# WORK TO BE COMPLETED
Can you output the material exactly as written, minus any pictures it holds?

Rows from a dataset
....

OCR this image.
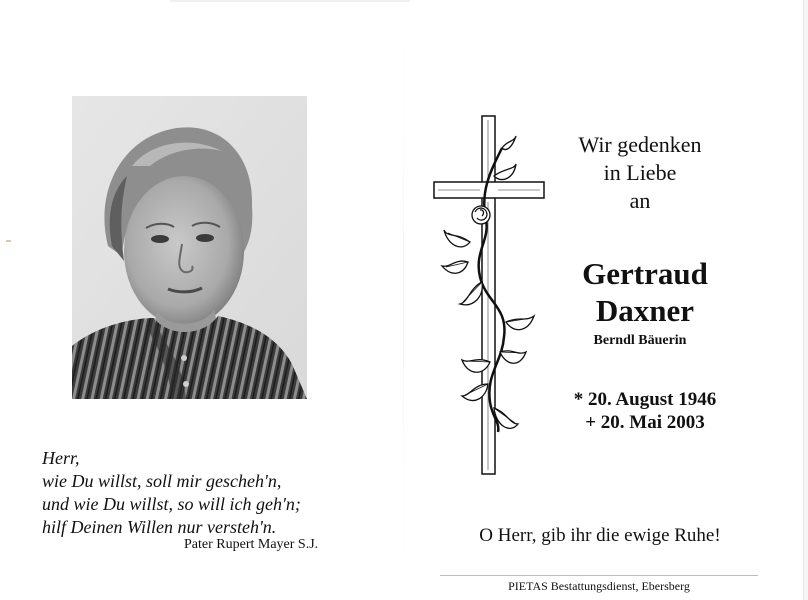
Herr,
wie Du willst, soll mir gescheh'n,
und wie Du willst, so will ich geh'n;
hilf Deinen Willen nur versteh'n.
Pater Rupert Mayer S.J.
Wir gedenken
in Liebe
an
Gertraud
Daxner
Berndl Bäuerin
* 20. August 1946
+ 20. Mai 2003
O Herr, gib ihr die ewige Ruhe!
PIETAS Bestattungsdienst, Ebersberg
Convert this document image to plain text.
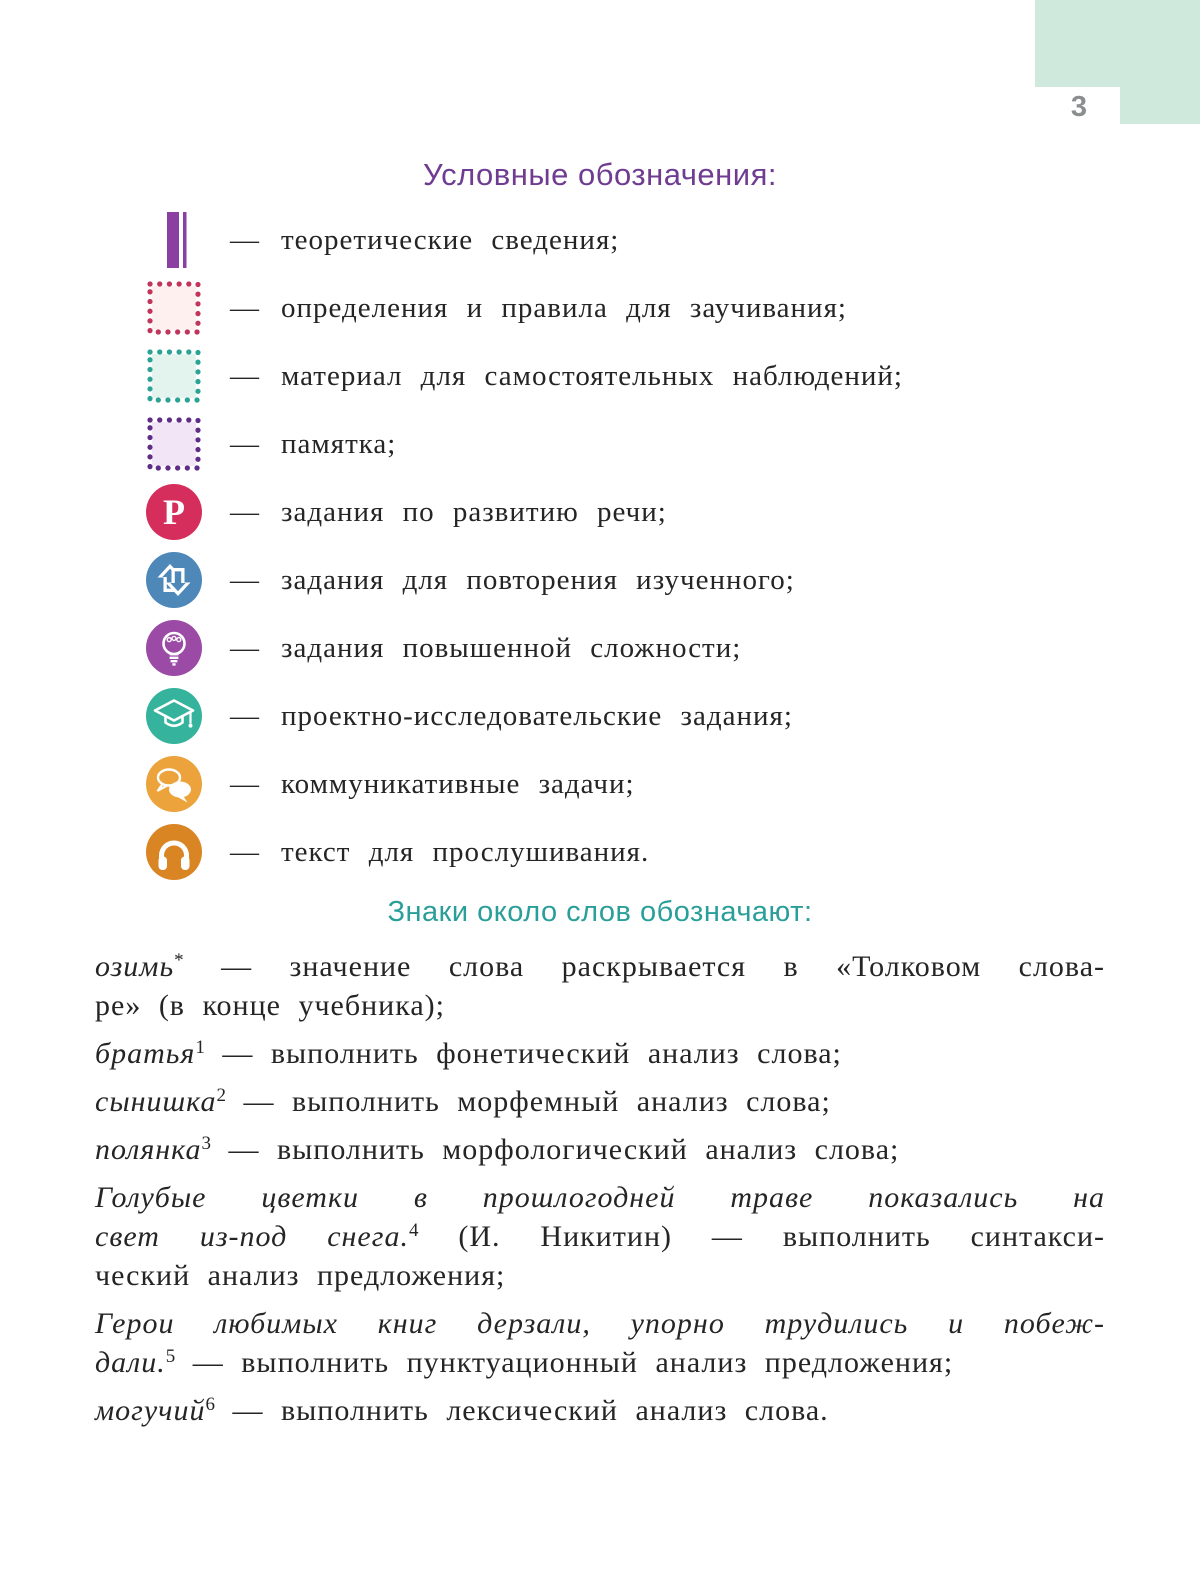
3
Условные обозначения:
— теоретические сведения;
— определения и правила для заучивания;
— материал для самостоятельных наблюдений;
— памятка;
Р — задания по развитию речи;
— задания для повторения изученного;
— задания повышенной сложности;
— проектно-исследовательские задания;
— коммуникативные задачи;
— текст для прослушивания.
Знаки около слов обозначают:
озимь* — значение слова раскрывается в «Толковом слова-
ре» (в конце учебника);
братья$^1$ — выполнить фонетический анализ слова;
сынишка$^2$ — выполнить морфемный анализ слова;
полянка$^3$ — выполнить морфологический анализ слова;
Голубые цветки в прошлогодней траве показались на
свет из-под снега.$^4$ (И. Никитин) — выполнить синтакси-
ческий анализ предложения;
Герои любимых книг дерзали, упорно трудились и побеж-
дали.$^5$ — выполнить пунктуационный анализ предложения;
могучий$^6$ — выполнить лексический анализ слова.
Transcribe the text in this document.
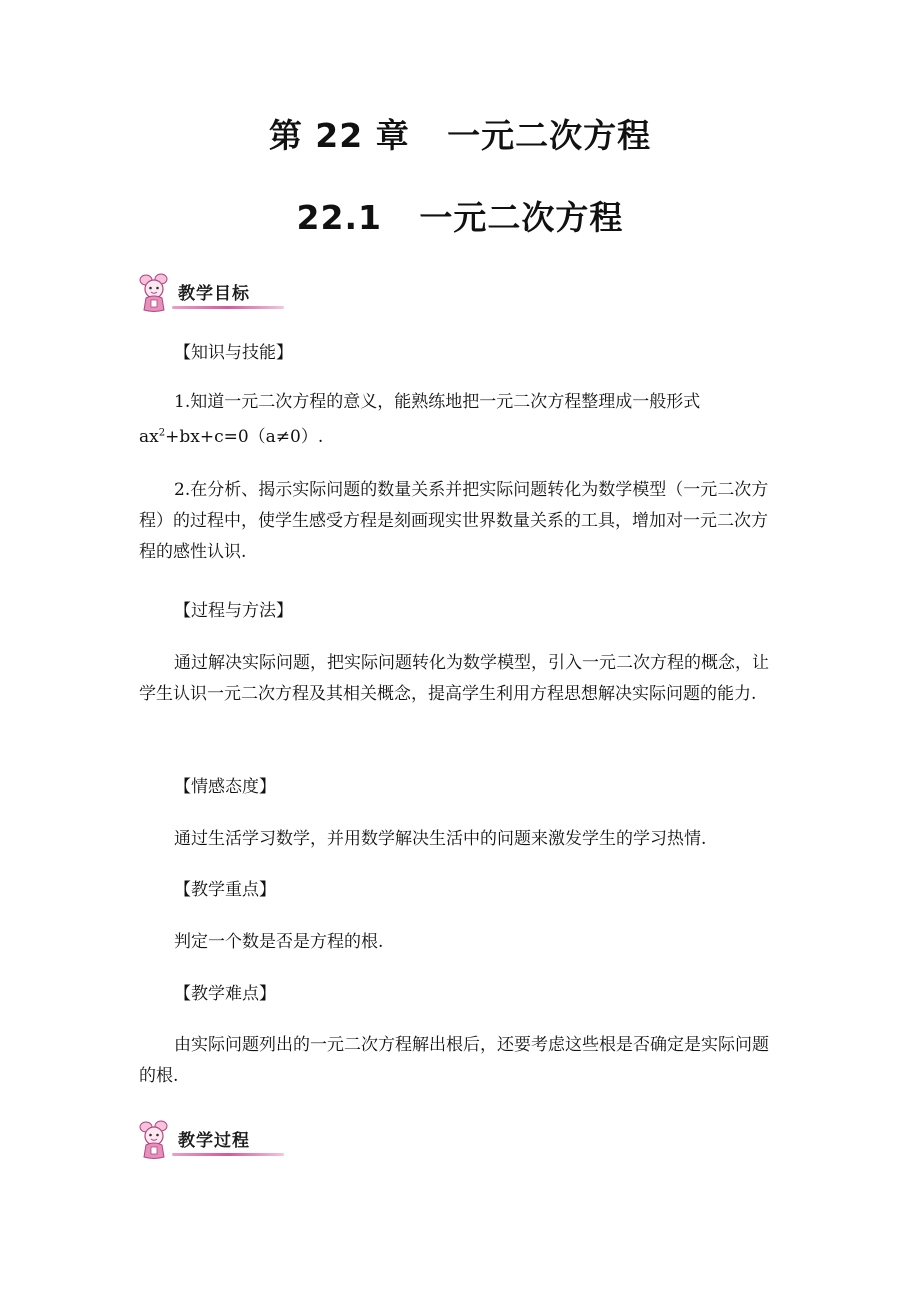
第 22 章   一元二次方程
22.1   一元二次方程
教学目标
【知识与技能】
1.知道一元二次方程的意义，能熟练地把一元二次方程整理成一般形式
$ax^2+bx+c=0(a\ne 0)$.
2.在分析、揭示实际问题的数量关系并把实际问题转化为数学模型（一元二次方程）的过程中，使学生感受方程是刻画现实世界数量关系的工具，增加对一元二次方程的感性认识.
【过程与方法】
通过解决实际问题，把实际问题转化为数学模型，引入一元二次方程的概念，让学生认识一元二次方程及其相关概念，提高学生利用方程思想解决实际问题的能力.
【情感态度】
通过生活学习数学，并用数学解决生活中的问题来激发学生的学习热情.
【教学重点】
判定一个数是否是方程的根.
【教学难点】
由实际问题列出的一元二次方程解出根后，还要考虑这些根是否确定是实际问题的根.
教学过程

....

# OUTPUT OF THE TASK
OCR this image.
Herr,
wie Du willst, soll mir gescheh'n,
und wie Du willst, so will ich geh'n;
hilf Deinen Willen nur versteh'n.
Pater Rupert Mayer S.J.
Wir gedenken
in Liebe
an
Gertraud
Daxner
Berndl Bäuerin
* 20. August 1946
+ 20. Mai 2003
O Herr, gib ihr die ewige Ruhe!
PIETAS Bestattungsdienst, Ebersberg
Convert this document image to plain text.
3
Условные обозначения:
— теоретические сведения;
— определения и правила для заучивания;
— материал для самостоятельных наблюдений;
— памятка;
Р — задания по развитию речи;
— задания для повторения изученного;
— задания повышенной сложности;
— проектно-исследовательские задания;
— коммуникативные задачи;
— текст для прослушивания.
Знаки около слов обозначают:
озимь* — значение слова раскрывается в «Толковом слова-
ре» (в конце учебника);
братья$^1$ — выполнить фонетический анализ слова;
сынишка$^2$ — выполнить морфемный анализ слова;
полянка$^3$ — выполнить морфологический анализ слова;
Голубые цветки в прошлогодней траве показались на
свет из-под снега.$^4$ (И. Никитин) — выполнить синтакси-
ческий анализ предложения;
Герои любимых книг дерзали, упорно трудились и побеж-
дали.$^5$ — выполнить пунктуационный анализ предложения;
могучий$^6$ — выполнить лексический анализ слова.
Transcribe the text in this document.
第 22 章   一元二次方程
22.1   一元二次方程
教学目标
【知识与技能】
1.知道一元二次方程的意义，能熟练地把一元二次方程整理成一般形式
$ax^2+bx+c=0(a\ne 0)$.
2.在分析、揭示实际问题的数量关系并把实际问题转化为数学模型（一元二次方程）的过程中，使学生感受方程是刻画现实世界数量关系的工具，增加对一元二次方程的感性认识.
【过程与方法】
通过解决实际问题，把实际问题转化为数学模型，引入一元二次方程的概念，让学生认识一元二次方程及其相关概念，提高学生利用方程思想解决实际问题的能力.
【情感态度】
通过生活学习数学，并用数学解决生活中的问题来激发学生的学习热情.
【教学重点】
判定一个数是否是方程的根.
【教学难点】
由实际问题列出的一元二次方程解出根后，还要考虑这些根是否确定是实际问题的根.
教学过程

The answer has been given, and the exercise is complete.